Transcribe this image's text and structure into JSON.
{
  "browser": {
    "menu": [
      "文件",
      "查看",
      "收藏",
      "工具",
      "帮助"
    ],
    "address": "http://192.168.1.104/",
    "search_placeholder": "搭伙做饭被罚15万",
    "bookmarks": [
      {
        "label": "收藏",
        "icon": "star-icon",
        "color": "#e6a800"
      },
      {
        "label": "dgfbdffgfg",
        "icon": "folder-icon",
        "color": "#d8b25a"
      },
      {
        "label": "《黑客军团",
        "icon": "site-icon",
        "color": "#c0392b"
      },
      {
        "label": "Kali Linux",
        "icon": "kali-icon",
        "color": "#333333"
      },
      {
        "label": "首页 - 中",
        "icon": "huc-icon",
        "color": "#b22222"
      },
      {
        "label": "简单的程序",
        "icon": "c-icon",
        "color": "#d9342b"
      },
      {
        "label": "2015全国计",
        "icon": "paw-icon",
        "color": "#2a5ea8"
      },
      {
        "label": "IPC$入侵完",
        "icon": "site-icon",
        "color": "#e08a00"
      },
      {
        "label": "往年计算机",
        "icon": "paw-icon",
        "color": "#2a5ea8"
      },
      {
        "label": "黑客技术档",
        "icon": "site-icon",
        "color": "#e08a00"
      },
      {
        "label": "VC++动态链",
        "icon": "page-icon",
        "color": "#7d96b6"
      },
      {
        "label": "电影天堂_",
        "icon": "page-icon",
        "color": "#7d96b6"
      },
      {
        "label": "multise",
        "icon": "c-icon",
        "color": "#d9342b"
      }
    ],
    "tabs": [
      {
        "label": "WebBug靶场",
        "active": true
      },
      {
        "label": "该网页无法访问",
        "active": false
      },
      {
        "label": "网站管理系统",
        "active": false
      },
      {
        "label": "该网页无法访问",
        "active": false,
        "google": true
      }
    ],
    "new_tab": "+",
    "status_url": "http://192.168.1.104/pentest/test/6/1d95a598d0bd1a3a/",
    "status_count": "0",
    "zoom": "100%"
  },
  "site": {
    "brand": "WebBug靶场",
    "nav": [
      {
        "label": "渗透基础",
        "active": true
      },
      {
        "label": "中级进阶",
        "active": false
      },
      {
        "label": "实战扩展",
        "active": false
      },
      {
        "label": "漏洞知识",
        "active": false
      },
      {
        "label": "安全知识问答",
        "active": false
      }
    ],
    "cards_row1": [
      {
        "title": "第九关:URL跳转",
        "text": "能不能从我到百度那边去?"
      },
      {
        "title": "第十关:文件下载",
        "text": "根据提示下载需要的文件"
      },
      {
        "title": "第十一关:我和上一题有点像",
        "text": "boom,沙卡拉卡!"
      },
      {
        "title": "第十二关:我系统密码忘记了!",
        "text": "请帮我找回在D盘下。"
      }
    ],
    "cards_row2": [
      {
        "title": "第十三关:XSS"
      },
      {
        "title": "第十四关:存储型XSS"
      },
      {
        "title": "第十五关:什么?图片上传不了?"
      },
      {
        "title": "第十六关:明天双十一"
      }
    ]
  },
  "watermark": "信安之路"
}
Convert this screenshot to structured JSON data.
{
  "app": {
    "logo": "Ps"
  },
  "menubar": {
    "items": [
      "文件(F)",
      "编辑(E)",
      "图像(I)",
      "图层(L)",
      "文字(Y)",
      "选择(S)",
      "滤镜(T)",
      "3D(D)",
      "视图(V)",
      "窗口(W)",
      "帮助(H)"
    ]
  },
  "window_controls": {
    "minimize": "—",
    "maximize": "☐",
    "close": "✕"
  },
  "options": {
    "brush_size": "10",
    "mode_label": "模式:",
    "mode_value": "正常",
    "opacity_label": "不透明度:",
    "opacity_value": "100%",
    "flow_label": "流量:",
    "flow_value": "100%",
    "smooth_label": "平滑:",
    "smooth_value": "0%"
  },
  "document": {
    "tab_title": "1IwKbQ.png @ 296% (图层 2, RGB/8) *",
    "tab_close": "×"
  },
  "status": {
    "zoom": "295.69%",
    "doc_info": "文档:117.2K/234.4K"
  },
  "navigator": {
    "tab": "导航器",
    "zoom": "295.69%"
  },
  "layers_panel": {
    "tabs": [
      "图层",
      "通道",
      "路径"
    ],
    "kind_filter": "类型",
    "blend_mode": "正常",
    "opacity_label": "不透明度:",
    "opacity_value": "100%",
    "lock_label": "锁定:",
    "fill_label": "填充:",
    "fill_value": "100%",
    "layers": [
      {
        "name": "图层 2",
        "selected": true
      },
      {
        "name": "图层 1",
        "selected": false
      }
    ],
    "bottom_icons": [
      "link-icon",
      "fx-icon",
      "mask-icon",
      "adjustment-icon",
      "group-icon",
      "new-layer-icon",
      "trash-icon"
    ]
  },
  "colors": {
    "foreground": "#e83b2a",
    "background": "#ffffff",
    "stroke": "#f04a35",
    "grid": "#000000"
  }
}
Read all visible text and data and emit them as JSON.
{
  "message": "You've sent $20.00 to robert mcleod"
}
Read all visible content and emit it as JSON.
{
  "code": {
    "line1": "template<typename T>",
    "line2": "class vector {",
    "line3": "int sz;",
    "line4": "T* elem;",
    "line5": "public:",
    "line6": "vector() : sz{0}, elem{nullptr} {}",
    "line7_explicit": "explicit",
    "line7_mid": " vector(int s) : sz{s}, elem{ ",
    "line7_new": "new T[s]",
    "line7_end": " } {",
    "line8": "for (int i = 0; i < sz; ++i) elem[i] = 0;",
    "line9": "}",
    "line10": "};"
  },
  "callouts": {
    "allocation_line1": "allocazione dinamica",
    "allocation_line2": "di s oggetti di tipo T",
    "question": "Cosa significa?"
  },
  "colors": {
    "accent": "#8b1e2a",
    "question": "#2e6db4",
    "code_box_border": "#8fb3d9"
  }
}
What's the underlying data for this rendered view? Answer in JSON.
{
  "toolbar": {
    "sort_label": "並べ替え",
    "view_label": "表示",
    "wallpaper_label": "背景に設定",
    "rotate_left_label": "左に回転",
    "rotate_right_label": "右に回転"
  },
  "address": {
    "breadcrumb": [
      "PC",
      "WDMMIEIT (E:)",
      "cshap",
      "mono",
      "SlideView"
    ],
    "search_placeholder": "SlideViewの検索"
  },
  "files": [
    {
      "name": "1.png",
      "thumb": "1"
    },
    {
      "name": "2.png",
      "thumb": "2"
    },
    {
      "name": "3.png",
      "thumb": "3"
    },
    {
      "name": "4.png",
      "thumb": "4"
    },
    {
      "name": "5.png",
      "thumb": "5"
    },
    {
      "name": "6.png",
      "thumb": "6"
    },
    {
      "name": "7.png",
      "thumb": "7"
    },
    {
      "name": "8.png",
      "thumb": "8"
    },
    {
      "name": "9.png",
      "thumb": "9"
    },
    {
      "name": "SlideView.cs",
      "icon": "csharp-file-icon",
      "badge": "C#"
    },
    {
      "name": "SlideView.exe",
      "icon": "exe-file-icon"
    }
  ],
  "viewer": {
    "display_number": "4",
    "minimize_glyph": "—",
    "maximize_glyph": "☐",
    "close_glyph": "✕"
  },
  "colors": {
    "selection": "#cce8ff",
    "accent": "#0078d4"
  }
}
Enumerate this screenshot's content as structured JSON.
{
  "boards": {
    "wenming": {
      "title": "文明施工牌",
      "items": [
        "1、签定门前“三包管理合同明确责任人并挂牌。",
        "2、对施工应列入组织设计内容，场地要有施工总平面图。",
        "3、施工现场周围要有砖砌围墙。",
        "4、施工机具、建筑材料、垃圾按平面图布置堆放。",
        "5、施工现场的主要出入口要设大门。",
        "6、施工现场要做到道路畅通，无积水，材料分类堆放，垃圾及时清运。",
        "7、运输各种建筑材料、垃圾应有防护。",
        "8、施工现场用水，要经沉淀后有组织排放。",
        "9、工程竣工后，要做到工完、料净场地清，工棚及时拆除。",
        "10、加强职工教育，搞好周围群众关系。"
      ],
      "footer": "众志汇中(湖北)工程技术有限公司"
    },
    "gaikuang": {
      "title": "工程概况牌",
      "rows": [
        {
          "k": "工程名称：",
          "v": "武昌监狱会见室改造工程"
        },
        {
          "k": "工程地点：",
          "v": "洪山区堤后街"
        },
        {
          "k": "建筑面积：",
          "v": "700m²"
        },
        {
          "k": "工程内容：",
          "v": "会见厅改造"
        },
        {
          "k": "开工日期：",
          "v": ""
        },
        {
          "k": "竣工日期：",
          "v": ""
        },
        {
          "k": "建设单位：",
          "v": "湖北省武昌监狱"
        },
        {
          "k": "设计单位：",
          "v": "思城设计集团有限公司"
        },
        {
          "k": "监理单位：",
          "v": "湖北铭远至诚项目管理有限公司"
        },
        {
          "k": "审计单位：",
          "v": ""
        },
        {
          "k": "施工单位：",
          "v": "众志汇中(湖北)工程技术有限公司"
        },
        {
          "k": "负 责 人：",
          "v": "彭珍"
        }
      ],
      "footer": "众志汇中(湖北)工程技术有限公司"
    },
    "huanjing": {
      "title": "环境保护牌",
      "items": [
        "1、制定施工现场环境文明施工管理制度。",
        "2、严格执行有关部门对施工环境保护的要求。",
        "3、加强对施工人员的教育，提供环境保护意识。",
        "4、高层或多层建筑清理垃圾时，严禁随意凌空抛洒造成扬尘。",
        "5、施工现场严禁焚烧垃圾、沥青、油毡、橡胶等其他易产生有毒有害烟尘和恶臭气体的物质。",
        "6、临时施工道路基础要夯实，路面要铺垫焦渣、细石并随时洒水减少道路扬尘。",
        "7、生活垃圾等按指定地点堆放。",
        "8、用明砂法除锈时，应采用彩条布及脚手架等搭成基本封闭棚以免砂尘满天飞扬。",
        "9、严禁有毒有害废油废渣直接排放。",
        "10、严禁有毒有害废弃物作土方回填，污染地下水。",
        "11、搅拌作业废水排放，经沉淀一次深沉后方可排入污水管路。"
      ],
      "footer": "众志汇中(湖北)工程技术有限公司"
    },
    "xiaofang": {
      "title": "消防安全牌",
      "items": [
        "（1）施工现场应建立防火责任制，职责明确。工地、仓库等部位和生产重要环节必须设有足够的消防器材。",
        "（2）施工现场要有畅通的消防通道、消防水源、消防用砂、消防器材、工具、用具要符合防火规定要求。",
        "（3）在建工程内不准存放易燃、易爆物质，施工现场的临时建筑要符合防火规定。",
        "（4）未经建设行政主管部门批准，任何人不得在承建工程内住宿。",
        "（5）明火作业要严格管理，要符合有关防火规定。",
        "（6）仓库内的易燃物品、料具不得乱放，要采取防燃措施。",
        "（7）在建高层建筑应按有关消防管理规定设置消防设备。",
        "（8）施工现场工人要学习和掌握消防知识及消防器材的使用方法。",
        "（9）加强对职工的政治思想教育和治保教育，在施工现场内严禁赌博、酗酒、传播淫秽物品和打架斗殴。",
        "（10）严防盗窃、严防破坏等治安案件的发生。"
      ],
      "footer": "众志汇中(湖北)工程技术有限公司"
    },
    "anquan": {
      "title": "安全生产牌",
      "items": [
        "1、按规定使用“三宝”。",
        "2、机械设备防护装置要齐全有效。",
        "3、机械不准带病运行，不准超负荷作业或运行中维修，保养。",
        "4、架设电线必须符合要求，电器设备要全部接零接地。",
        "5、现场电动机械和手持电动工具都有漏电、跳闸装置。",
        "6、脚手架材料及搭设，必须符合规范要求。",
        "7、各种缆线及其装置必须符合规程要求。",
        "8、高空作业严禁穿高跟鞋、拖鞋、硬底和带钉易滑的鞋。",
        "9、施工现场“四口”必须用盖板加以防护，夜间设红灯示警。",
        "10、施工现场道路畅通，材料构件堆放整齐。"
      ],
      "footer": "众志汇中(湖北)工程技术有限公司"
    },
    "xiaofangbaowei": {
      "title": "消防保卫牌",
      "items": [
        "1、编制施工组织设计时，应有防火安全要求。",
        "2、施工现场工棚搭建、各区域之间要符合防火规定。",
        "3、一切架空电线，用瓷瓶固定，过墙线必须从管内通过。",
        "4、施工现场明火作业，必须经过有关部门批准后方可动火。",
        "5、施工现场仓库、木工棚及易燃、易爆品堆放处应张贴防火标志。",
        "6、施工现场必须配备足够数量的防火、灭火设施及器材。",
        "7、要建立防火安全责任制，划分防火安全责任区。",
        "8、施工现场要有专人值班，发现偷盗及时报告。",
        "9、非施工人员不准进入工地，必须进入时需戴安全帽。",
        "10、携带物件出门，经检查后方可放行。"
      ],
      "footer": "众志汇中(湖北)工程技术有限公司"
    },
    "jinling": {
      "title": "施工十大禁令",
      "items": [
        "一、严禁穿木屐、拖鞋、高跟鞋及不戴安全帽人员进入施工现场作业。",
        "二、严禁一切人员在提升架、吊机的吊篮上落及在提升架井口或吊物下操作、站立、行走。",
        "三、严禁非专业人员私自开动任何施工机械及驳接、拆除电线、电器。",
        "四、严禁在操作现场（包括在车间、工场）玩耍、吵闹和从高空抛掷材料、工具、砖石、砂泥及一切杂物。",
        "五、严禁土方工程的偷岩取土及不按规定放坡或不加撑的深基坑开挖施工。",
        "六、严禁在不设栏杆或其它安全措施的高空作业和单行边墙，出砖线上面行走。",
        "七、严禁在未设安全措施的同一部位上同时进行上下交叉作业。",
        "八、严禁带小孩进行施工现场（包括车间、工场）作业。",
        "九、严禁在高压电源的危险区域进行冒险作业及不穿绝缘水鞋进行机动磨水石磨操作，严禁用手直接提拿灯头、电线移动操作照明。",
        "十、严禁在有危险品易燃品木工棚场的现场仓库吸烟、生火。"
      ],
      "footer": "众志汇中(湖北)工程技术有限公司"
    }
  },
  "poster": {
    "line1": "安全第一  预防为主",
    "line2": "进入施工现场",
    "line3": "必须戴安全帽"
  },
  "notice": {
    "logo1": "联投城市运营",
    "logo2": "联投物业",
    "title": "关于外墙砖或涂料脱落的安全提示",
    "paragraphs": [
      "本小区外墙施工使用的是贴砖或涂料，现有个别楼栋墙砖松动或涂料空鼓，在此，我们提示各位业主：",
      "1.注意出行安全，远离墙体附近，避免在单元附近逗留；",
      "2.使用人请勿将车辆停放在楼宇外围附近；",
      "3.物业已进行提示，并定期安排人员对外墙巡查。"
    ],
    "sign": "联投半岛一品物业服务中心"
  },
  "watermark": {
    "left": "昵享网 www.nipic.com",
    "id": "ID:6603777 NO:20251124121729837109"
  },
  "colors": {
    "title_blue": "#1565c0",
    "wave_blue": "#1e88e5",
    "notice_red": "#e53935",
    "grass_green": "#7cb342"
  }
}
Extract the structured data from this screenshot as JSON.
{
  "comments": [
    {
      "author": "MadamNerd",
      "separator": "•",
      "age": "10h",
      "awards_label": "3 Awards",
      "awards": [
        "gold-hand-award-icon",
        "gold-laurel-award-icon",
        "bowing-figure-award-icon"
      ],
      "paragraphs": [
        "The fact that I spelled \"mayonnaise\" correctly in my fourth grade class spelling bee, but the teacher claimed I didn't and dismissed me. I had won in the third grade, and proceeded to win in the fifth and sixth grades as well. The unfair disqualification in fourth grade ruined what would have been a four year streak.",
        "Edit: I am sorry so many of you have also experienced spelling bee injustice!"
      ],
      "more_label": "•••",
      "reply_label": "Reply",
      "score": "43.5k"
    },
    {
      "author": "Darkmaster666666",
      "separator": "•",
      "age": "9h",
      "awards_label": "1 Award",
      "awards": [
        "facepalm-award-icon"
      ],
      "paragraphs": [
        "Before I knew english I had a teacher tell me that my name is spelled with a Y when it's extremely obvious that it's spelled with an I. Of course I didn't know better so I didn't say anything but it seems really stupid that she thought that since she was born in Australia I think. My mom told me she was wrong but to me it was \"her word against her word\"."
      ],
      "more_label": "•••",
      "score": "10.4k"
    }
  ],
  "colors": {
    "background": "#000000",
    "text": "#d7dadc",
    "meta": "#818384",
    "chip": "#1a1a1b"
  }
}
################
**PROBLEM TO SOLVE:** Report all lines of the material that contain the word "didn".

**EXPECTED OUTPUT:**
        "The fact that I spelled \"mayonnaise\" correctly in my fourth grade class spelling bee, but the teacher claimed I didn't and dismissed me. I had won in the third grade, and proceeded to win in the fifth and sixth grades as well. The unfair disqualification in fourth grade ruined what would have been a four year streak.",
        "Before I knew english I had a teacher tell me that my name is spelled with a Y when it's extremely obvious that it's spelled with an I. Of course I didn't know better so I didn't say anything but it seems really stupid that she thought that since she was born in Australia I think. My mom told me she was wrong but to me it was \"her word against her word\"."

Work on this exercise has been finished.